# WHAT TO PRODUCE
Gather up the lines that contain "JSON".

[Items from a data source]
:::
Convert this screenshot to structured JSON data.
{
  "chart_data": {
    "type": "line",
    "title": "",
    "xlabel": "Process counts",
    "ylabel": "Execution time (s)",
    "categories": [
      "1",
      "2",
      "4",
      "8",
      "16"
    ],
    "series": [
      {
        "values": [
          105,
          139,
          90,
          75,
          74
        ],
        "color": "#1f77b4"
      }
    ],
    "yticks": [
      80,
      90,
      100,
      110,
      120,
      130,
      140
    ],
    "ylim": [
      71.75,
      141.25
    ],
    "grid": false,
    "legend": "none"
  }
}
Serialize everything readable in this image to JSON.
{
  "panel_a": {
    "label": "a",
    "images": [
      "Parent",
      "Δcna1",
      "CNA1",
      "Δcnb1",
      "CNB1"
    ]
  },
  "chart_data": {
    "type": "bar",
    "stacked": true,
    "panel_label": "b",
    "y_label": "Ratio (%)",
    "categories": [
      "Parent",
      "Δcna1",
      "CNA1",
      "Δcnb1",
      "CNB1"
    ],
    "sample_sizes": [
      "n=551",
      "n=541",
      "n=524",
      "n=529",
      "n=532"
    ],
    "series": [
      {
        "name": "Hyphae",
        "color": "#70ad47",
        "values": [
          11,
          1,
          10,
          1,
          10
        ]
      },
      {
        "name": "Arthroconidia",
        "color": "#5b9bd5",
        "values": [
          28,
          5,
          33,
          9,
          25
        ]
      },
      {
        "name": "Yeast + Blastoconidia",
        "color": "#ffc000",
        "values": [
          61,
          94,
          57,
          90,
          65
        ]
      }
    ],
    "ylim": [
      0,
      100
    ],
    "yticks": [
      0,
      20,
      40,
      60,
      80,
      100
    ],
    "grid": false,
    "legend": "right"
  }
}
:::
# CORRECT ANSWER
Convert this screenshot to structured JSON data.
Serialize everything readable in this image to JSON.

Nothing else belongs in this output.